== Short exercise ==
In the data below, find every line with the string "values" and pull it out.

== Provided records ==

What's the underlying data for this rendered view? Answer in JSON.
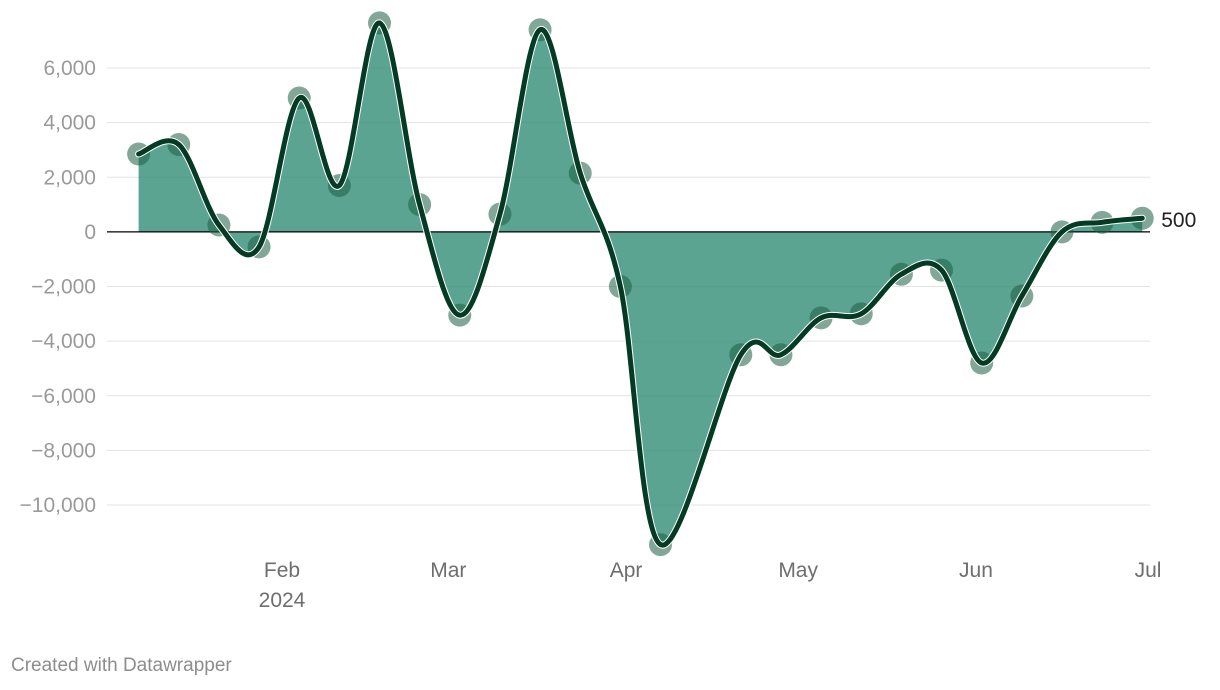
{
  "chart_data": {
    "type": "area",
    "title": "",
    "xlabel": "",
    "ylabel": "",
    "x_ticks": [
      {
        "date": "2024-02-01",
        "label": "Feb",
        "sublabel": "2024"
      },
      {
        "date": "2024-03-01",
        "label": "Mar"
      },
      {
        "date": "2024-04-01",
        "label": "Apr"
      },
      {
        "date": "2024-05-01",
        "label": "May"
      },
      {
        "date": "2024-06-01",
        "label": "Jun"
      },
      {
        "date": "2024-07-01",
        "label": "Jul"
      }
    ],
    "y_ticks": [
      {
        "value": 6000,
        "label": "6,000"
      },
      {
        "value": 4000,
        "label": "4,000"
      },
      {
        "value": 2000,
        "label": "2,000"
      },
      {
        "value": 0,
        "label": "0"
      },
      {
        "value": -2000,
        "label": "−2,000"
      },
      {
        "value": -4000,
        "label": "−4,000"
      },
      {
        "value": -6000,
        "label": "−6,000"
      },
      {
        "value": -8000,
        "label": "−8,000"
      },
      {
        "value": -10000,
        "label": "−10,000"
      }
    ],
    "xlim": [
      "2024-01-01",
      "2024-07-01"
    ],
    "ylim": [
      -11500,
      7700
    ],
    "grid": true,
    "series": [
      {
        "points": [
          {
            "x": "2024-01-07",
            "y": 2850
          },
          {
            "x": "2024-01-14",
            "y": 3200
          },
          {
            "x": "2024-01-21",
            "y": 250
          },
          {
            "x": "2024-01-28",
            "y": -550
          },
          {
            "x": "2024-02-04",
            "y": 4900
          },
          {
            "x": "2024-02-11",
            "y": 1700
          },
          {
            "x": "2024-02-18",
            "y": 7650
          },
          {
            "x": "2024-02-25",
            "y": 1000
          },
          {
            "x": "2024-03-03",
            "y": -3050
          },
          {
            "x": "2024-03-10",
            "y": 650
          },
          {
            "x": "2024-03-17",
            "y": 7400
          },
          {
            "x": "2024-03-24",
            "y": 2150
          },
          {
            "x": "2024-03-31",
            "y": -2000
          },
          {
            "x": "2024-04-07",
            "y": -11450
          },
          {
            "x": "2024-04-21",
            "y": -4500
          },
          {
            "x": "2024-04-28",
            "y": -4500
          },
          {
            "x": "2024-05-05",
            "y": -3150
          },
          {
            "x": "2024-05-12",
            "y": -3000
          },
          {
            "x": "2024-05-19",
            "y": -1550
          },
          {
            "x": "2024-05-26",
            "y": -1400
          },
          {
            "x": "2024-06-02",
            "y": -4800
          },
          {
            "x": "2024-06-09",
            "y": -2350
          },
          {
            "x": "2024-06-16",
            "y": 0
          },
          {
            "x": "2024-06-23",
            "y": 350
          },
          {
            "x": "2024-06-30",
            "y": 500
          }
        ],
        "end_label": "500"
      }
    ],
    "colors": {
      "area": "#2d8a72",
      "line": "#053a25",
      "dot": "#1c5e46",
      "grid": "#e3e3e3",
      "zero_line": "#000000"
    }
  },
  "footer": {
    "credit": "Created with Datawrapper"
  }
}
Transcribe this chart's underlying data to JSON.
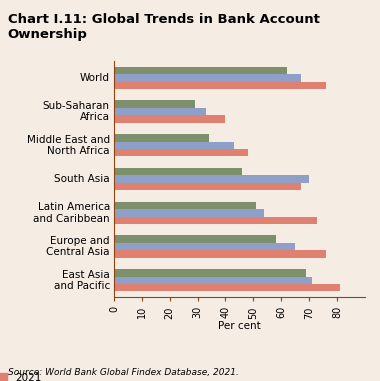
{
  "title": "Chart I.11: Global Trends in Bank Account Ownership",
  "xlabel": "Per cent",
  "source": "Source: World Bank Global Findex Database, 2021.",
  "categories": [
    "East Asia\nand Pacific",
    "Europe and\nCentral Asia",
    "Latin America\nand Caribbean",
    "South Asia",
    "Middle East and\nNorth Africa",
    "Sub-Saharan\nAfrica",
    "World"
  ],
  "series": {
    "2014": [
      69,
      58,
      51,
      46,
      34,
      29,
      62
    ],
    "2017": [
      71,
      65,
      54,
      70,
      43,
      33,
      67
    ],
    "2021": [
      81,
      76,
      73,
      67,
      48,
      40,
      76
    ]
  },
  "colors": {
    "2014": "#7d8f6b",
    "2017": "#8fa0c8",
    "2021": "#e08070"
  },
  "xlim": [
    0,
    90
  ],
  "xticks": [
    0,
    10,
    20,
    30,
    40,
    50,
    60,
    70,
    80
  ],
  "background_color": "#f5ece4",
  "bar_height": 0.22,
  "title_fontsize": 9.5,
  "label_fontsize": 7.5,
  "tick_fontsize": 7,
  "legend_fontsize": 7.5,
  "source_fontsize": 6.5
}
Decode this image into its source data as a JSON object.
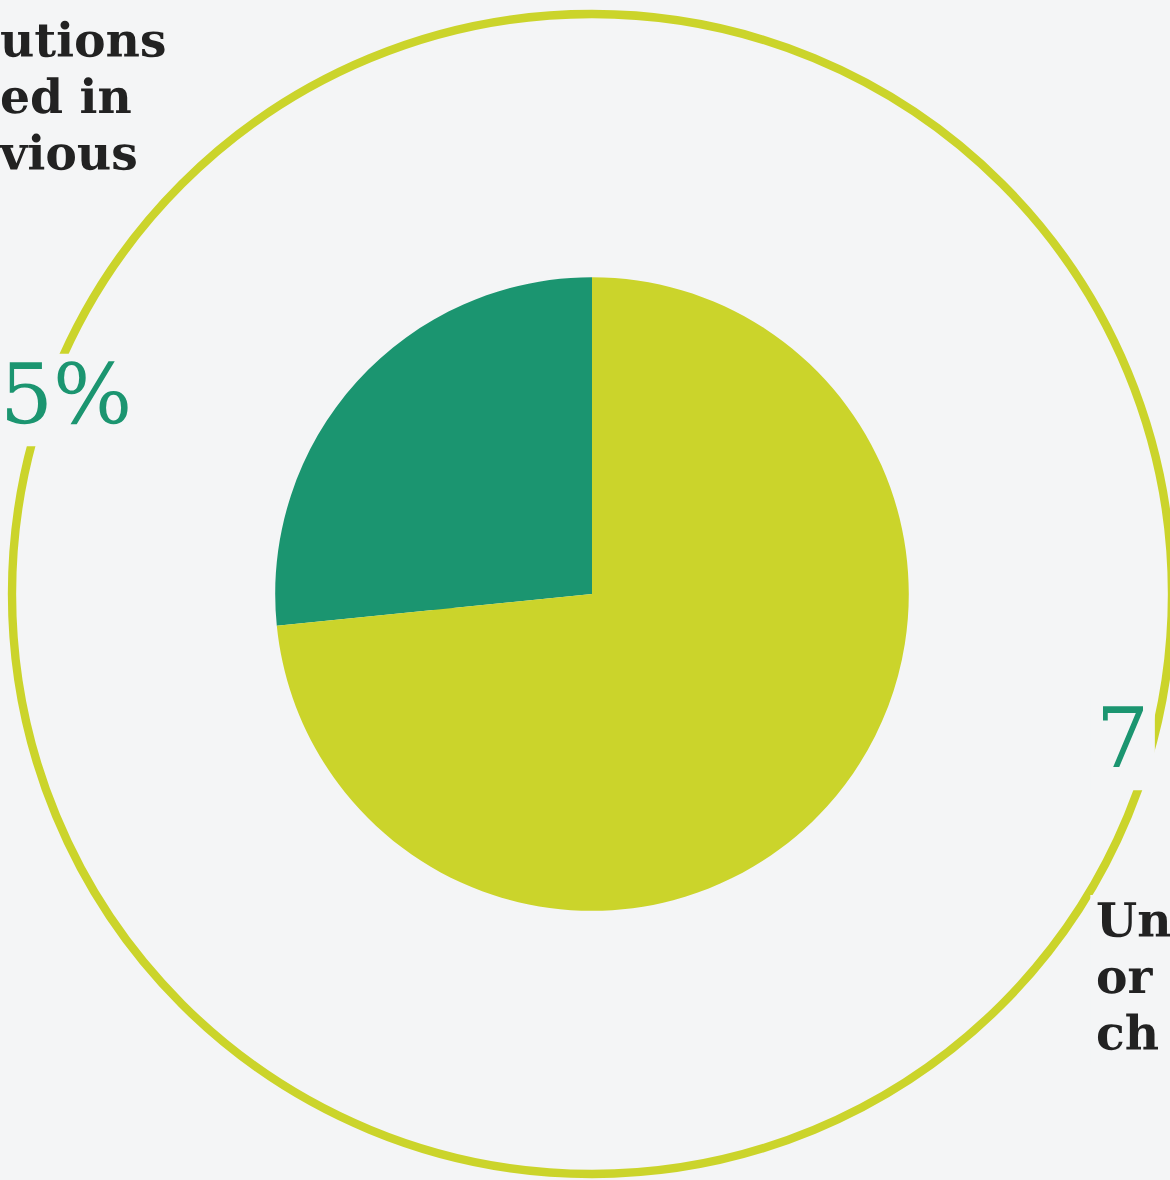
{
  "chart_data": {
    "type": "pie",
    "categories": [
      null,
      null
    ],
    "values": [
      26.6,
      73.4
    ],
    "colors": [
      "#1b9570",
      "#cbd42b"
    ],
    "annotations": [
      "utions\ned in\nvious",
      "5%",
      "7",
      "Un\nor\nch"
    ]
  }
}
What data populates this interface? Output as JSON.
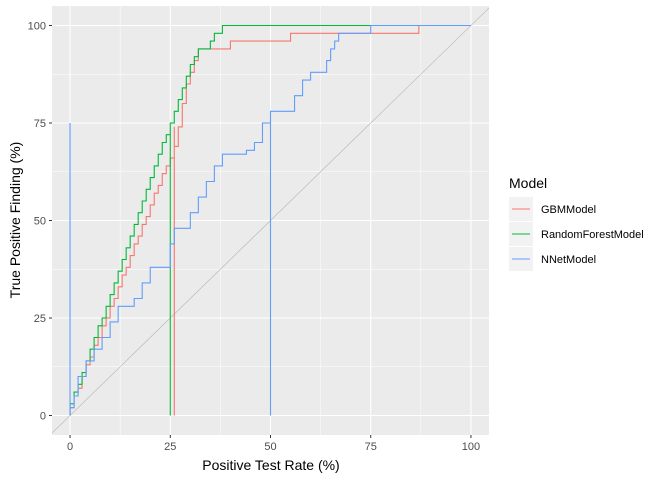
{
  "chart_data": {
    "type": "line",
    "xlabel": "Positive Test Rate (%)",
    "ylabel": "True Positive Finding (%)",
    "xlim": [
      -4.5,
      104.5
    ],
    "ylim": [
      -5,
      105
    ],
    "xticks": [
      0,
      25,
      50,
      75,
      100
    ],
    "yticks": [
      0,
      25,
      50,
      75,
      100
    ],
    "grid": true,
    "legend_title": "Model",
    "legend_position": "right",
    "colors": {
      "panel": "#EBEBEB",
      "grid": "#FFFFFF",
      "reference": "#B3B3B3"
    },
    "reference_line": {
      "x": [
        -5,
        105
      ],
      "y": [
        -5,
        105
      ]
    },
    "series": [
      {
        "name": "GBMModel",
        "color": "#F8766D",
        "x": [
          0,
          1,
          2,
          3,
          4,
          5,
          6,
          7,
          8,
          9,
          10,
          11,
          12,
          13,
          14,
          15,
          16,
          17,
          18,
          19,
          20,
          21,
          22,
          23,
          24,
          25,
          26,
          26,
          26,
          26,
          27,
          28,
          29,
          30,
          31,
          32,
          33,
          35,
          40,
          46,
          55,
          75,
          87,
          87,
          100
        ],
        "y": [
          0,
          2,
          5,
          7,
          10,
          13,
          15,
          18,
          20,
          23,
          25,
          28,
          30,
          33,
          36,
          38,
          41,
          44,
          46,
          49,
          51,
          54,
          57,
          59,
          62,
          64,
          66,
          0,
          74,
          66,
          69,
          74,
          80,
          85,
          88,
          91,
          94,
          94,
          94,
          96,
          96,
          98,
          98,
          100,
          100
        ]
      },
      {
        "name": "RandomForestModel",
        "color": "#00BA38",
        "x": [
          0,
          1,
          2,
          3,
          4,
          5,
          6,
          7,
          8,
          9,
          10,
          11,
          12,
          13,
          14,
          15,
          16,
          17,
          18,
          19,
          20,
          21,
          22,
          23,
          24,
          25,
          25,
          25,
          25,
          26,
          27,
          28,
          29,
          30,
          31,
          32,
          33,
          35,
          36,
          37,
          38,
          39,
          75,
          100
        ],
        "y": [
          0,
          3,
          6,
          8,
          11,
          14,
          17,
          20,
          23,
          25,
          28,
          31,
          34,
          37,
          40,
          43,
          46,
          49,
          52,
          55,
          58,
          61,
          64,
          67,
          70,
          72,
          0,
          73,
          72,
          75,
          78,
          81,
          84,
          87,
          90,
          92,
          94,
          94,
          96,
          98,
          98,
          100,
          100,
          100
        ]
      },
      {
        "name": "NNetModel",
        "color": "#619CFF",
        "x": [
          0,
          0,
          0,
          0,
          1,
          2,
          4,
          6,
          8,
          10,
          12,
          14,
          16,
          18,
          20,
          22,
          25,
          25,
          26,
          28,
          30,
          32,
          34,
          36,
          38,
          40,
          42,
          44,
          46,
          48,
          50,
          50,
          50,
          50,
          52,
          56,
          58,
          60,
          62,
          64,
          65,
          66,
          67,
          68,
          70,
          75,
          85,
          100
        ],
        "y": [
          0,
          75,
          75,
          0,
          2,
          5,
          10,
          14,
          17,
          20,
          24,
          28,
          28,
          30,
          34,
          38,
          38,
          40,
          44,
          48,
          48,
          52,
          56,
          60,
          64,
          67,
          67,
          67,
          68,
          70,
          75,
          75,
          0,
          75,
          78,
          78,
          82,
          86,
          88,
          88,
          91,
          94,
          96,
          98,
          98,
          98,
          100,
          100
        ]
      }
    ]
  }
}
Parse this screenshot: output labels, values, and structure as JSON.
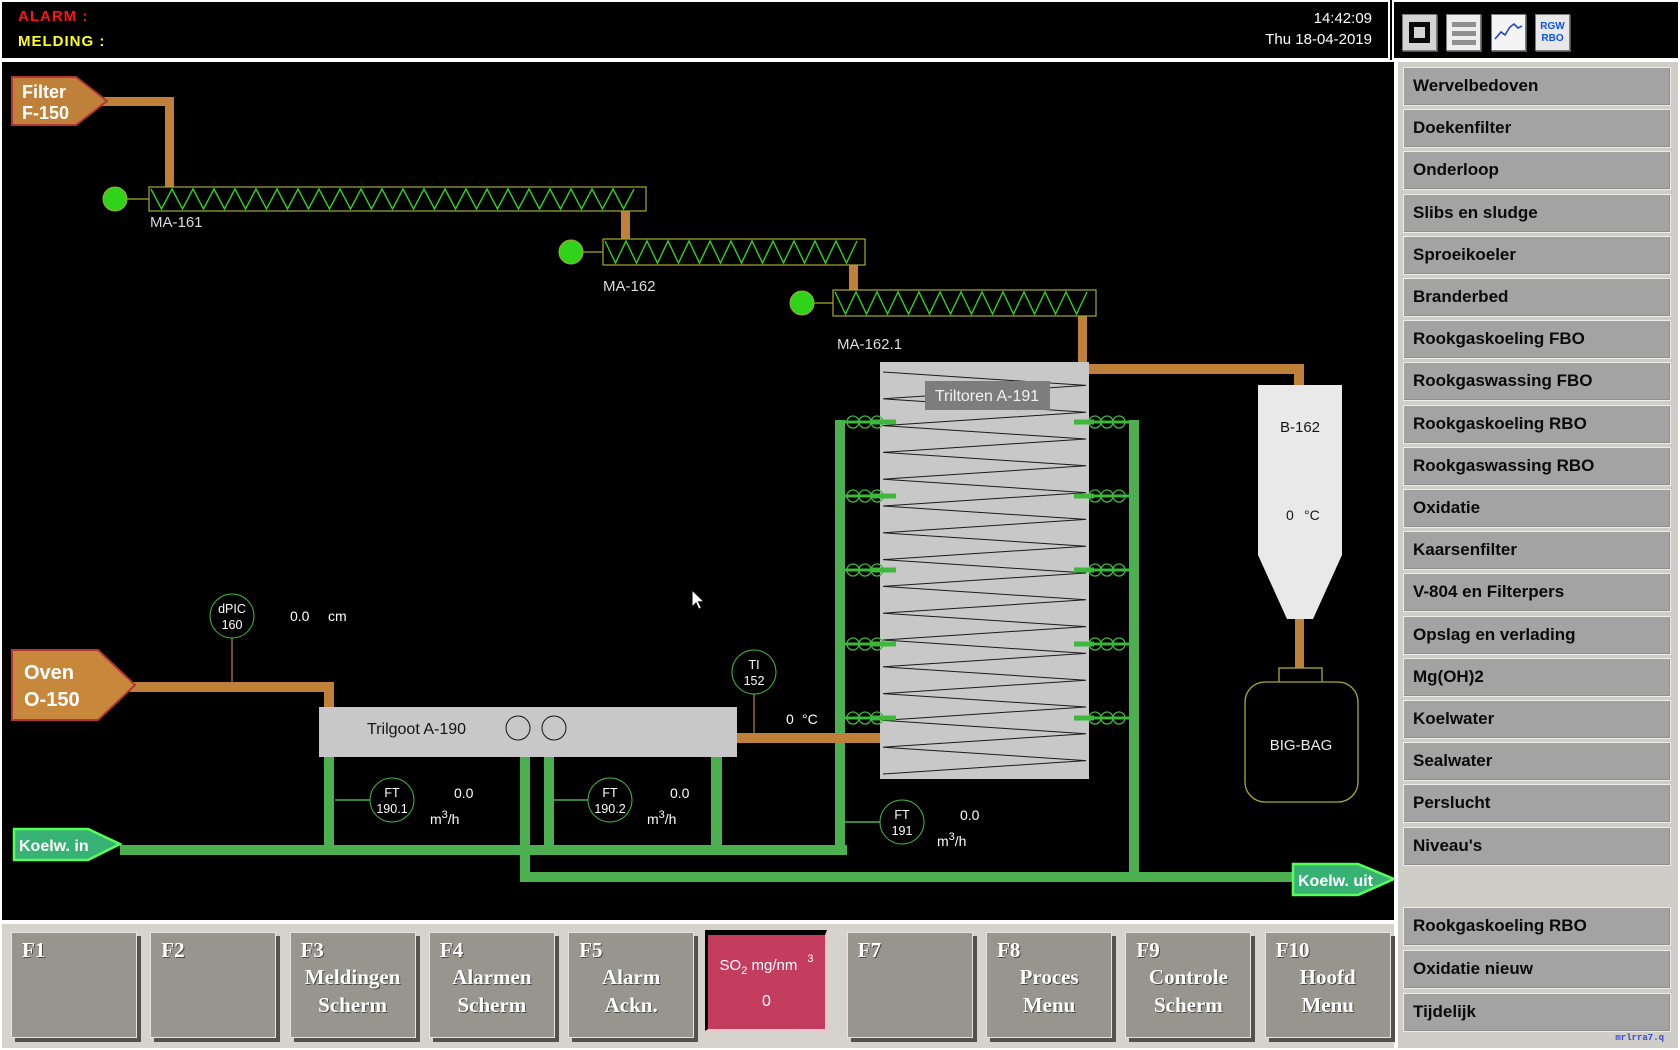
{
  "header": {
    "alarm_label": "ALARM :",
    "melding_label": "MELDING :",
    "clock_time": "14:42:09",
    "clock_date": "Thu 18-04-2019",
    "rgw_icon_line1": "RGW",
    "rgw_icon_line2": "RBO"
  },
  "sidebar": {
    "items": [
      "Wervelbedoven",
      "Doekenfilter",
      "Onderloop",
      "Slibs en sludge",
      "Sproeikoeler",
      "Branderbed",
      "Rookgaskoeling FBO",
      "Rookgaswassing FBO",
      "Rookgaskoeling RBO",
      "Rookgaswassing RBO",
      "Oxidatie",
      "Kaarsenfilter",
      "V-804 en Filterpers",
      "Opslag en verlading",
      "Mg(OH)2",
      "Koelwater",
      "Sealwater",
      "Perslucht",
      "Niveau's"
    ],
    "items_extra": [
      "Rookgaskoeling RBO",
      "Oxidatie nieuw",
      "Tijdelijk"
    ],
    "footer_text": "mrlrra7.q"
  },
  "fkeys": [
    {
      "key": "F1",
      "lines": []
    },
    {
      "key": "F2",
      "lines": []
    },
    {
      "key": "F3",
      "lines": [
        "Meldingen",
        "Scherm"
      ]
    },
    {
      "key": "F4",
      "lines": [
        "Alarmen",
        "Scherm"
      ]
    },
    {
      "key": "F5",
      "lines": [
        "Alarm",
        "Ackn."
      ]
    },
    {
      "key": "F7",
      "lines": []
    },
    {
      "key": "F8",
      "lines": [
        "Proces",
        "Menu"
      ]
    },
    {
      "key": "F9",
      "lines": [
        "Controle",
        "Scherm"
      ]
    },
    {
      "key": "F10",
      "lines": [
        "Hoofd",
        "Menu"
      ]
    }
  ],
  "so2": {
    "prefix": "SO",
    "sub": "2",
    "mid": " mg/nm",
    "sup": "3",
    "value": "0"
  },
  "diagram": {
    "filter_tag": {
      "line1": "Filter",
      "line2": "F-150"
    },
    "oven_tag": {
      "line1": "Oven",
      "line2": "O-150"
    },
    "conveyor1_label": "MA-161",
    "conveyor2_label": "MA-162",
    "conveyor3_label": "MA-162.1",
    "triltoren_label": "Triltoren A-191",
    "trilgoot_label": "Trilgoot A-190",
    "b162_label": "B-162",
    "b162_temp": {
      "value": "0",
      "unit": "°C"
    },
    "bigbag_label": "BIG-BAG",
    "dpic160": {
      "line1": "dPIC",
      "line2": "160",
      "value": "0.0",
      "unit": "cm"
    },
    "ti152": {
      "line1": "TI",
      "line2": "152",
      "value": "0",
      "unit": "°C"
    },
    "ft1901": {
      "line1": "FT",
      "line2": "190.1",
      "value": "0.0"
    },
    "ft1902": {
      "line1": "FT",
      "line2": "190.2",
      "value": "0.0"
    },
    "ft191": {
      "line1": "FT",
      "line2": "191",
      "value": "0.0"
    },
    "flow_unit": {
      "base": "m",
      "exp": "3",
      "per": "/h"
    },
    "koelw_in_label": "Koelw. in",
    "koelw_uit_label": "Koelw. uit",
    "colors": {
      "pipe_orange": "#bf8139",
      "pipe_green": "#4CAF50",
      "bright_green": "#2fd41a",
      "alarm_red": "#ff1414",
      "melding_yellow": "#ffff22",
      "so2_tile": "#c43c5e"
    }
  }
}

== Solution to this exercise ==
    "values": [
Parse this screenshot: output labels, values, and structure as JSON.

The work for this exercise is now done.